■ Listed records:
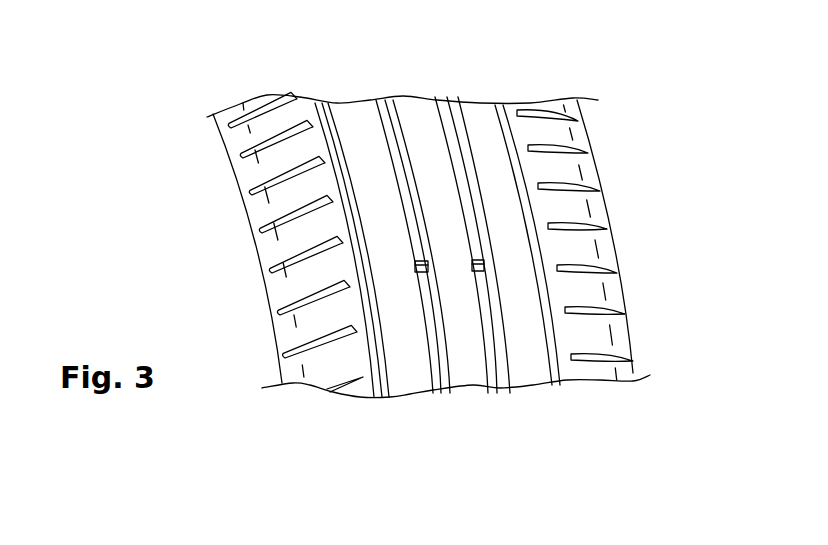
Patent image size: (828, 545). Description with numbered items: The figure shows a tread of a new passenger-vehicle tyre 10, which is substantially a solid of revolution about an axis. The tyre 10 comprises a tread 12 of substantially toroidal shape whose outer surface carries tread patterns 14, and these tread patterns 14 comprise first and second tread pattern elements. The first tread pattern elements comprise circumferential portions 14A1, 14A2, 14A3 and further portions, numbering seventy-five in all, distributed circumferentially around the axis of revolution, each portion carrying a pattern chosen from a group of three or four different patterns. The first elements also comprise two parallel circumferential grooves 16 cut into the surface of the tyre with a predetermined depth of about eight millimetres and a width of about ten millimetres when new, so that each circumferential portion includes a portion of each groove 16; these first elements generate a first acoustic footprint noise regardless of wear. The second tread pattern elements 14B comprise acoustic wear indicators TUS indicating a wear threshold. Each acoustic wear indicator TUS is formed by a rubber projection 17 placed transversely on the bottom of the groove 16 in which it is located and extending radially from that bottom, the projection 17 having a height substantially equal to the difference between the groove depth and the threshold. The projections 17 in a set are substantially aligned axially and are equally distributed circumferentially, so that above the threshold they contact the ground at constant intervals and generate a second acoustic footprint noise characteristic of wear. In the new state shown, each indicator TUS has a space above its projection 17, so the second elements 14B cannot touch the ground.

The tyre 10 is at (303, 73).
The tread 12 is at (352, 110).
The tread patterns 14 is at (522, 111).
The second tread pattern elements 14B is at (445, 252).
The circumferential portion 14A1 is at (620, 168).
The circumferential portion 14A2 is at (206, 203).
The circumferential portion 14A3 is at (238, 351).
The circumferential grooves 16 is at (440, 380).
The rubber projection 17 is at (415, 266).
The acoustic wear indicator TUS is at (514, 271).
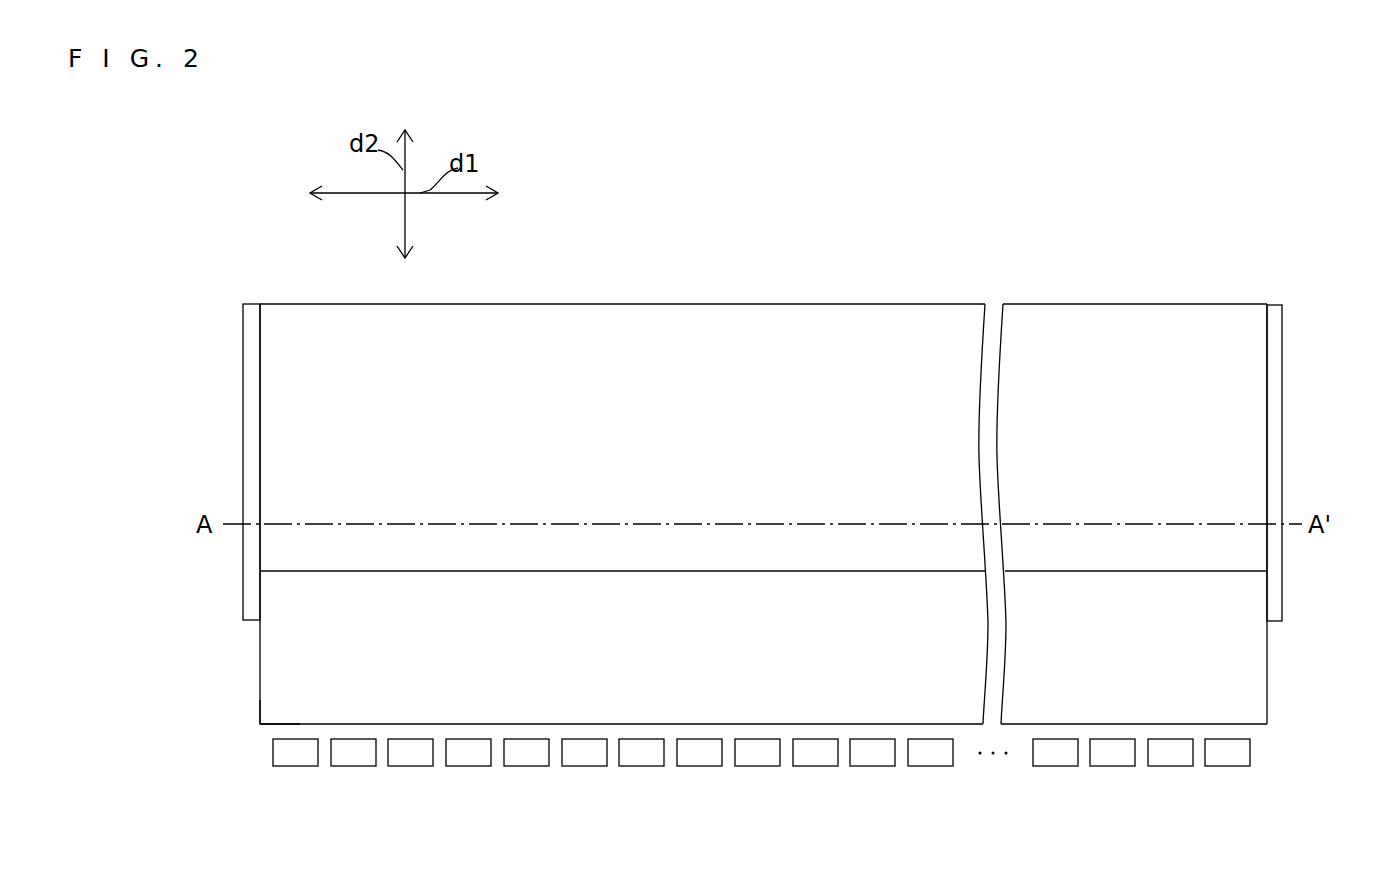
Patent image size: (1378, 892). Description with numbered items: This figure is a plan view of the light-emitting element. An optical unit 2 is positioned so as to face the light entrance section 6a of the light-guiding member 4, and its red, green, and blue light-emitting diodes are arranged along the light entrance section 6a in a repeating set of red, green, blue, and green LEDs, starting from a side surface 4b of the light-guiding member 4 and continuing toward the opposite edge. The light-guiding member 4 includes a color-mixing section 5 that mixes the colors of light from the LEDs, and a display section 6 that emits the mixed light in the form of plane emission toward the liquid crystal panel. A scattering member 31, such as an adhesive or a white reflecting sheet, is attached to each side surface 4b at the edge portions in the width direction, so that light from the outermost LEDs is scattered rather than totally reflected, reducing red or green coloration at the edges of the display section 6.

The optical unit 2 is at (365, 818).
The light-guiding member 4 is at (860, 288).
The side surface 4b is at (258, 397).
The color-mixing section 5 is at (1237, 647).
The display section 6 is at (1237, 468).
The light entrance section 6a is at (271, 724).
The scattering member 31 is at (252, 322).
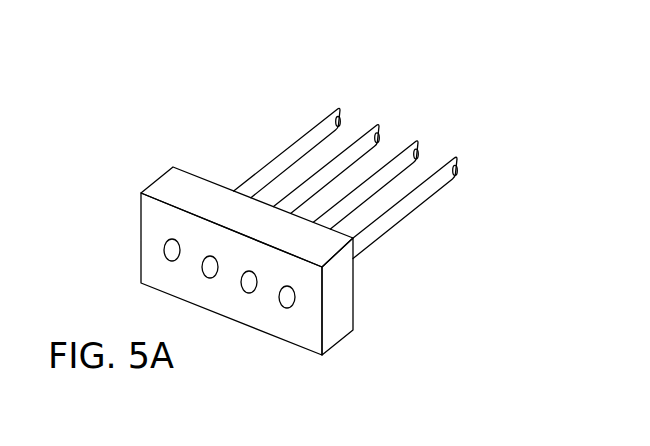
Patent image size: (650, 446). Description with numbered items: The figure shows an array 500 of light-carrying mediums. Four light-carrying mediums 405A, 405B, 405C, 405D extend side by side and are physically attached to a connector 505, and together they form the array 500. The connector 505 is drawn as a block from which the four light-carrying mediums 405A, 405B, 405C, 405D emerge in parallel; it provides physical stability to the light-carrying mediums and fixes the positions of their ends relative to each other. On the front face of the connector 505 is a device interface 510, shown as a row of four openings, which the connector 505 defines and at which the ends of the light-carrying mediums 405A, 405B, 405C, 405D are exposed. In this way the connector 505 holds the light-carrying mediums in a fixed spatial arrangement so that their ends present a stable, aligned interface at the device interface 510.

■ Required work: Could you copy out every line of the three rows above word for word, leaving out the pictures?

■ Exercise output:
Patent image size: (828, 545). Description with numbered items: The figure shows a tread of a new passenger-vehicle tyre 10, which is substantially a solid of revolution about an axis. The tyre 10 comprises a tread 12 of substantially toroidal shape whose outer surface carries tread patterns 14, and these tread patterns 14 comprise first and second tread pattern elements. The first tread pattern elements comprise circumferential portions 14A1, 14A2, 14A3 and further portions, numbering seventy-five in all, distributed circumferentially around the axis of revolution, each portion carrying a pattern chosen from a group of three or four different patterns. The first elements also comprise two parallel circumferential grooves 16 cut into the surface of the tyre with a predetermined depth of about eight millimetres and a width of about ten millimetres when new, so that each circumferential portion includes a portion of each groove 16; these first elements generate a first acoustic footprint noise regardless of wear. The second tread pattern elements 14B comprise acoustic wear indicators TUS indicating a wear threshold. Each acoustic wear indicator TUS is formed by a rubber projection 17 placed transversely on the bottom of the groove 16 in which it is located and extending radially from that bottom, the projection 17 having a height substantially equal to the difference between the groove depth and the threshold. The projections 17 in a set are substantially aligned axially and are equally distributed circumferentially, so that above the threshold they contact the ground at constant intervals and generate a second acoustic footprint noise characteristic of wear. In the new state shown, each indicator TUS has a space above its projection 17, so the second elements 14B cannot touch the ground.

The tyre 10 is at (303, 73).
The tread 12 is at (352, 110).
The tread patterns 14 is at (522, 111).
The second tread pattern elements 14B is at (445, 252).
The circumferential portion 14A1 is at (620, 168).
The circumferential portion 14A2 is at (206, 203).
The circumferential portion 14A3 is at (238, 351).
The circumferential grooves 16 is at (440, 380).
The rubber projection 17 is at (415, 266).
The acoustic wear indicator TUS is at (514, 271).
Patent image size: (1378, 892). Description with numbered items: This figure is a plan view of the light-emitting element. An optical unit 2 is positioned so as to face the light entrance section 6a of the light-guiding member 4, and its red, green, and blue light-emitting diodes are arranged along the light entrance section 6a in a repeating set of red, green, blue, and green LEDs, starting from a side surface 4b of the light-guiding member 4 and continuing toward the opposite edge. The light-guiding member 4 includes a color-mixing section 5 that mixes the colors of light from the LEDs, and a display section 6 that emits the mixed light in the form of plane emission toward the liquid crystal panel. A scattering member 31, such as an adhesive or a white reflecting sheet, is attached to each side surface 4b at the edge portions in the width direction, so that light from the outermost LEDs is scattered rather than totally reflected, reducing red or green coloration at the edges of the display section 6.

The optical unit 2 is at (365, 818).
The light-guiding member 4 is at (860, 288).
The side surface 4b is at (258, 397).
The color-mixing section 5 is at (1237, 647).
The display section 6 is at (1237, 468).
The light entrance section 6a is at (271, 724).
The scattering member 31 is at (252, 322).
Patent image size: (650, 446). Description with numbered items: The figure shows an array 500 of light-carrying mediums. Four light-carrying mediums 405A, 405B, 405C, 405D extend side by side and are physically attached to a connector 505, and together they form the array 500. The connector 505 is drawn as a block from which the four light-carrying mediums 405A, 405B, 405C, 405D emerge in parallel; it provides physical stability to the light-carrying mediums and fixes the positions of their ends relative to each other. On the front face of the connector 505 is a device interface 510, shown as a row of four openings, which the connector 505 defines and at which the ends of the light-carrying mediums 405A, 405B, 405C, 405D are exposed. In this way the connector 505 holds the light-carrying mediums in a fixed spatial arrangement so that their ends present a stable, aligned interface at the device interface 510.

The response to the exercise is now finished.